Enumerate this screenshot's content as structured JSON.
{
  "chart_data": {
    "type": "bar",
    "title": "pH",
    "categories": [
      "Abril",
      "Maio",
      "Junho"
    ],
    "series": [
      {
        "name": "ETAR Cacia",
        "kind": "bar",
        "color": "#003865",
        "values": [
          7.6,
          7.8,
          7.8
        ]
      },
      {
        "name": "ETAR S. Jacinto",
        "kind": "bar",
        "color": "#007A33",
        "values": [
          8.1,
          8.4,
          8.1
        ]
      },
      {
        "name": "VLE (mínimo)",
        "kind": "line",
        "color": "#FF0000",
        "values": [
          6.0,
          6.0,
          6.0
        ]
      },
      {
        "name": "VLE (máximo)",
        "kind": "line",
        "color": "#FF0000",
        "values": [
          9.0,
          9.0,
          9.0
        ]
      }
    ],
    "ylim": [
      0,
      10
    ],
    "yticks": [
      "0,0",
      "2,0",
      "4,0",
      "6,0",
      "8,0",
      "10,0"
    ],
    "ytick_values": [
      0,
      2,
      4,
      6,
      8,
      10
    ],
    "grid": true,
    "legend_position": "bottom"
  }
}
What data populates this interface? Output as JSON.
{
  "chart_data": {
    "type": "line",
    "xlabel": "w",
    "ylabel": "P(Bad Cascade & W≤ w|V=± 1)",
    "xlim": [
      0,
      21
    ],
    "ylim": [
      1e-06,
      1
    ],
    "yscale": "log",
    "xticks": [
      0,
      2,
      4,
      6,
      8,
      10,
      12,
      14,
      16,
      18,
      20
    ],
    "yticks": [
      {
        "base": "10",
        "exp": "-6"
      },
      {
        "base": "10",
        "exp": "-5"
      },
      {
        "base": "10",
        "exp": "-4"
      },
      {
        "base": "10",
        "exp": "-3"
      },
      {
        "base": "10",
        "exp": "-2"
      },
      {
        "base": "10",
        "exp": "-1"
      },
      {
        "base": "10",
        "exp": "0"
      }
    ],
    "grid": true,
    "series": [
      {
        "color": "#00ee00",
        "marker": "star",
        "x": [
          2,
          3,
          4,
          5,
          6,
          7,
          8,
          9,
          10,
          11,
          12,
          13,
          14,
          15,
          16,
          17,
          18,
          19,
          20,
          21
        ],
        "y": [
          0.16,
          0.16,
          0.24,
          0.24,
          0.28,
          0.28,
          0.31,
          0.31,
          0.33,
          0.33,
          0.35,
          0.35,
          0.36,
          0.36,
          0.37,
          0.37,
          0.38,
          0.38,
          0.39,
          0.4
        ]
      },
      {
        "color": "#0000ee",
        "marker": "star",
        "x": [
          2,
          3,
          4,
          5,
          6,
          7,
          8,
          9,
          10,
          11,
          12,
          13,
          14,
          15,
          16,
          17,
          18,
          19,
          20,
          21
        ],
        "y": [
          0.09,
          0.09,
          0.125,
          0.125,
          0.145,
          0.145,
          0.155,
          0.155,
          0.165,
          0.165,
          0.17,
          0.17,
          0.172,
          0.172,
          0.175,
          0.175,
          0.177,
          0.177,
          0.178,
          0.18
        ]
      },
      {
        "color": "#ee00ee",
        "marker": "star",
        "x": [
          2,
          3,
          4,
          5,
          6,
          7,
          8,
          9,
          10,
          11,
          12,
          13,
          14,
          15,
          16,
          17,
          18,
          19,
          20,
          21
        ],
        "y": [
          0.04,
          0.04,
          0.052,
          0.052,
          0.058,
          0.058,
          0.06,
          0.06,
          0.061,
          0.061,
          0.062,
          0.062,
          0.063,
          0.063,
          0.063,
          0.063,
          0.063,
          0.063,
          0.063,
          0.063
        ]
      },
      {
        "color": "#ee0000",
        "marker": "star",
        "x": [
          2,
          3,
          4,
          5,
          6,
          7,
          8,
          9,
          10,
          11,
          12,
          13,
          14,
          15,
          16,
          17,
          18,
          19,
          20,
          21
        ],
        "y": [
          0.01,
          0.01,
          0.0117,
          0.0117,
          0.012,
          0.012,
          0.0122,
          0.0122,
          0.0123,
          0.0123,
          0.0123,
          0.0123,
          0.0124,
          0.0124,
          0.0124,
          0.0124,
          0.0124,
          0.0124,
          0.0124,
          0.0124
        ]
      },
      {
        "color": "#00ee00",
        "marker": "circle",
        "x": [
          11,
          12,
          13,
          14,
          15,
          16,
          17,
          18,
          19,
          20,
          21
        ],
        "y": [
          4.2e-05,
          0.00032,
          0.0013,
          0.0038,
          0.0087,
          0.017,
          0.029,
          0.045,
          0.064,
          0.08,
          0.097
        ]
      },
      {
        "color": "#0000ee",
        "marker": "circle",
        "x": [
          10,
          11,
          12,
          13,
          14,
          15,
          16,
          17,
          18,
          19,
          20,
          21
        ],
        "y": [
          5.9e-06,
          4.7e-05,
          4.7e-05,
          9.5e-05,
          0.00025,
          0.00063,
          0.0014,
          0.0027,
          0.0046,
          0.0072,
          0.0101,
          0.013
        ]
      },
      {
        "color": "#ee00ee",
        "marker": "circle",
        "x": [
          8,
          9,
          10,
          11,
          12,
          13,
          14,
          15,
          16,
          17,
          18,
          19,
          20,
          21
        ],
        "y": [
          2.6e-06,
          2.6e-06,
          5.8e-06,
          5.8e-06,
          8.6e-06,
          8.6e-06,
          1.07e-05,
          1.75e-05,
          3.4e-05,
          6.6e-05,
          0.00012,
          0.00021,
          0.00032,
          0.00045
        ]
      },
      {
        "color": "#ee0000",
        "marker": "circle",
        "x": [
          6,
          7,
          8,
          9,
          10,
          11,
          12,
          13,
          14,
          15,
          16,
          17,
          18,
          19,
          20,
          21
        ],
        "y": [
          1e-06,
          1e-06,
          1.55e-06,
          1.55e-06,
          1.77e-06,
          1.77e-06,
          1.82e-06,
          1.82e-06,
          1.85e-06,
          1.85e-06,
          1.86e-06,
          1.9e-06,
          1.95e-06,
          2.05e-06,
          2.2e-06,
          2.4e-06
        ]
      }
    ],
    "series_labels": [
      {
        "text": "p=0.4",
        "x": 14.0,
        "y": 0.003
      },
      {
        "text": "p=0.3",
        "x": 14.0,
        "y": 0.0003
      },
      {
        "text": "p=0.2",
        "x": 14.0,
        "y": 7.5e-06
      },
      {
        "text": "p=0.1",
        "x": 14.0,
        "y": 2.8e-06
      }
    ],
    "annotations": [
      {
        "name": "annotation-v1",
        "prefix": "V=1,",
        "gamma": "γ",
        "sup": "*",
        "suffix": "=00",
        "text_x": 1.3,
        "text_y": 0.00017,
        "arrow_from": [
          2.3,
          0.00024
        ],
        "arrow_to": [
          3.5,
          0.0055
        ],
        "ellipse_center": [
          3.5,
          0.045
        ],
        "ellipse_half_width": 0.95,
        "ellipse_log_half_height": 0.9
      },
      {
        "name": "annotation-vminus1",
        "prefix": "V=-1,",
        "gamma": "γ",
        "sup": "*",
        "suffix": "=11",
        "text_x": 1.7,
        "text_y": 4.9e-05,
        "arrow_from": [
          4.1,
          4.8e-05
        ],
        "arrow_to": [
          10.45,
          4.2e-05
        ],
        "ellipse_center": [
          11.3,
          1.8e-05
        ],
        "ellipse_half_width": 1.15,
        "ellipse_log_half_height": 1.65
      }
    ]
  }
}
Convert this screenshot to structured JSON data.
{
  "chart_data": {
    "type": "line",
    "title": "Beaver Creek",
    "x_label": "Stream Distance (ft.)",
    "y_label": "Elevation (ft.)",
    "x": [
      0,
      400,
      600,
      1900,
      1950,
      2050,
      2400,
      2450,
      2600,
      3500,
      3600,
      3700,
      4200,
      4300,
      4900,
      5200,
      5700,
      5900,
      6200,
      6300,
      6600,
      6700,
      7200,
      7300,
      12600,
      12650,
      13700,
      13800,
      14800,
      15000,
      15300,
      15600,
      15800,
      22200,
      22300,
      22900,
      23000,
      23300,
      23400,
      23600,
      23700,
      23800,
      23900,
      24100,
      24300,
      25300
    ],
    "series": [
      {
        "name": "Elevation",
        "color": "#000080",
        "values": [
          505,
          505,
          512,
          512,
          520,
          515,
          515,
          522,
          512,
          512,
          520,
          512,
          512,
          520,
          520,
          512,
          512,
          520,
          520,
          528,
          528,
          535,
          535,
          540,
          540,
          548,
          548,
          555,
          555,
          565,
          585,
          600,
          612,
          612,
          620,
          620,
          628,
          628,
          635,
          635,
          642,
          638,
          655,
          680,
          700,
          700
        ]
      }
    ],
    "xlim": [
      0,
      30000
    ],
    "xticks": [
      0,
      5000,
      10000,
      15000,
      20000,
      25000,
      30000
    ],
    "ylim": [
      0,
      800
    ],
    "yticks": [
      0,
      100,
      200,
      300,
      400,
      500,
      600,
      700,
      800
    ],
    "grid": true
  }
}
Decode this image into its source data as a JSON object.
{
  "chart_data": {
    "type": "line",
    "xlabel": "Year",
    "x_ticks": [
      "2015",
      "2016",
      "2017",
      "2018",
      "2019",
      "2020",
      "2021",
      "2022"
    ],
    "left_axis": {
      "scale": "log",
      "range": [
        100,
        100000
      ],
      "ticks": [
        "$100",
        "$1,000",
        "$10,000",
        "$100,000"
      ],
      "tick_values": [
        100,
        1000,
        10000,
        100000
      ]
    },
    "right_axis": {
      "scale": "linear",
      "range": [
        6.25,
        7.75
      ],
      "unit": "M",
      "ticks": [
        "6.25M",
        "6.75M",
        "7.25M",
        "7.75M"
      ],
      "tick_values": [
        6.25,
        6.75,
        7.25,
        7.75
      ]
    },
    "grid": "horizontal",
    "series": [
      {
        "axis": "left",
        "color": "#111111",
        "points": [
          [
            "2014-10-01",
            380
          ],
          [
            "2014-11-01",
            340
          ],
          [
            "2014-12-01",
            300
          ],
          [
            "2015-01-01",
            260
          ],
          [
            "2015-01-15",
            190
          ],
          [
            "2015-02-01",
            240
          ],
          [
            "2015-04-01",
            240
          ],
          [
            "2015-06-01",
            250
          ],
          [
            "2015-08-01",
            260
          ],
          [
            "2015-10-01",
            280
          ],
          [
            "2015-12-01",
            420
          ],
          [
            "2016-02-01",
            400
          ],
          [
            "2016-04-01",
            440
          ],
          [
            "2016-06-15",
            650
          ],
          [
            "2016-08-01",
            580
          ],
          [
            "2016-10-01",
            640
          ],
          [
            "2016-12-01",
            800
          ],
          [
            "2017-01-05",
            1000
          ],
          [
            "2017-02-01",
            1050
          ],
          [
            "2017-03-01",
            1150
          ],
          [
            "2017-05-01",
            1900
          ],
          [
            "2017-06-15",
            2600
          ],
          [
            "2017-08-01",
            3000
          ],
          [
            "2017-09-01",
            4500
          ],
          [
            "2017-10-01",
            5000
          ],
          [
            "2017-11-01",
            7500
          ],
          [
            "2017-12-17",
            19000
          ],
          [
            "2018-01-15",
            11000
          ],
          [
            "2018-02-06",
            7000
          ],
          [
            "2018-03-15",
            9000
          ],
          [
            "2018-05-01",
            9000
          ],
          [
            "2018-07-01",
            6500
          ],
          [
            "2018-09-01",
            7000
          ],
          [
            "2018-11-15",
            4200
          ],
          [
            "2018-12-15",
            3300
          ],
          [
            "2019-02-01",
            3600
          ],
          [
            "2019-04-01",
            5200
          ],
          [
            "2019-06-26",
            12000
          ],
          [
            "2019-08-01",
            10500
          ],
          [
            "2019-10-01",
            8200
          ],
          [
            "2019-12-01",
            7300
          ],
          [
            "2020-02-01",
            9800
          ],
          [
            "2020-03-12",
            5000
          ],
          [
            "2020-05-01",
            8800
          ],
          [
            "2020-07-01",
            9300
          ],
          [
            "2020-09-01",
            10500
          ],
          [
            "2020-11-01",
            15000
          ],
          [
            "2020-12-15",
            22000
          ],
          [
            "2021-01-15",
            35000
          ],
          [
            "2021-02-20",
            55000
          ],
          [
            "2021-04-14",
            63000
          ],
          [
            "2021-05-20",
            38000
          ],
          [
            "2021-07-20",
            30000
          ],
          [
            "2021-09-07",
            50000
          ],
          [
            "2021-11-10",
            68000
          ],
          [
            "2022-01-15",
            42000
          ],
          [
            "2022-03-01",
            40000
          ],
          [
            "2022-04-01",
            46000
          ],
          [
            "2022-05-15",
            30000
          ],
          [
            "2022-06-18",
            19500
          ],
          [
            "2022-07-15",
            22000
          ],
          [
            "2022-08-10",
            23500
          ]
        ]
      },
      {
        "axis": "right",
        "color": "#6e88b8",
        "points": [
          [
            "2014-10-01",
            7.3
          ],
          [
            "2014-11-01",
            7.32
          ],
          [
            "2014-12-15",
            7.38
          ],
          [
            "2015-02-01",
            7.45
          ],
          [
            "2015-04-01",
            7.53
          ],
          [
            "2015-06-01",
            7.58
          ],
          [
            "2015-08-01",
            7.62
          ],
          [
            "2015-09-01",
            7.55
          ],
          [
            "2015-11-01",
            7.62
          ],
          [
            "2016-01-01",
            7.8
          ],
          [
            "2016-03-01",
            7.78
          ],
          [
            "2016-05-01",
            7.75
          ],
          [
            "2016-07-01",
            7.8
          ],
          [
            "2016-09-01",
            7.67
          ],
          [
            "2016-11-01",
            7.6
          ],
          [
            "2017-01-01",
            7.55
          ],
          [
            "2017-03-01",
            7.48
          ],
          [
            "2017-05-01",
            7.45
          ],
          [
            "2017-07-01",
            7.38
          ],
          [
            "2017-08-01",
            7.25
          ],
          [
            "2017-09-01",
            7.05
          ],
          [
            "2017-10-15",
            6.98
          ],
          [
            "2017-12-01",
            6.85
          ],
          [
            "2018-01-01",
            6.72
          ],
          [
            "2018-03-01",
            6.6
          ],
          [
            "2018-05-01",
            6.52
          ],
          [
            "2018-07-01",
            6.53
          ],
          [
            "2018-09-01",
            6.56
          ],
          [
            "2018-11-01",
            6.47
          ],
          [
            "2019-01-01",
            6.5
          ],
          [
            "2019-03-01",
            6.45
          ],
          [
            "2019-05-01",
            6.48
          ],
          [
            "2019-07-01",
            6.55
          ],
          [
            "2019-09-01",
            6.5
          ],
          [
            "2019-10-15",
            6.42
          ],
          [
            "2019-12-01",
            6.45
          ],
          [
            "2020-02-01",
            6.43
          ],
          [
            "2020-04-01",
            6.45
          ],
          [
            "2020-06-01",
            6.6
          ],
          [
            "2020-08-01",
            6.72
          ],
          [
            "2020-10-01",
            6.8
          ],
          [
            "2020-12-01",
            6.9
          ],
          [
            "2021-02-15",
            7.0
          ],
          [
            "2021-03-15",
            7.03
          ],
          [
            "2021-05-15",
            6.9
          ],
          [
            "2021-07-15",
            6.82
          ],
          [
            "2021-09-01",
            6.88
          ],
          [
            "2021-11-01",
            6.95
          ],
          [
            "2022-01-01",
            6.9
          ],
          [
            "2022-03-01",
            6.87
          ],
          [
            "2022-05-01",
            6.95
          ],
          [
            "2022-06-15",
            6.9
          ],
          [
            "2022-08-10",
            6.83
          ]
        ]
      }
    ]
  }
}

* * *

THE EXERCISE: From the data above, copy each line that holds "JSON".

FINAL RESULT:
Enumerate this screenshot's content as structured JSON.
What data populates this interface? Output as JSON.
Convert this screenshot to structured JSON data.
Decode this image into its source data as a JSON object.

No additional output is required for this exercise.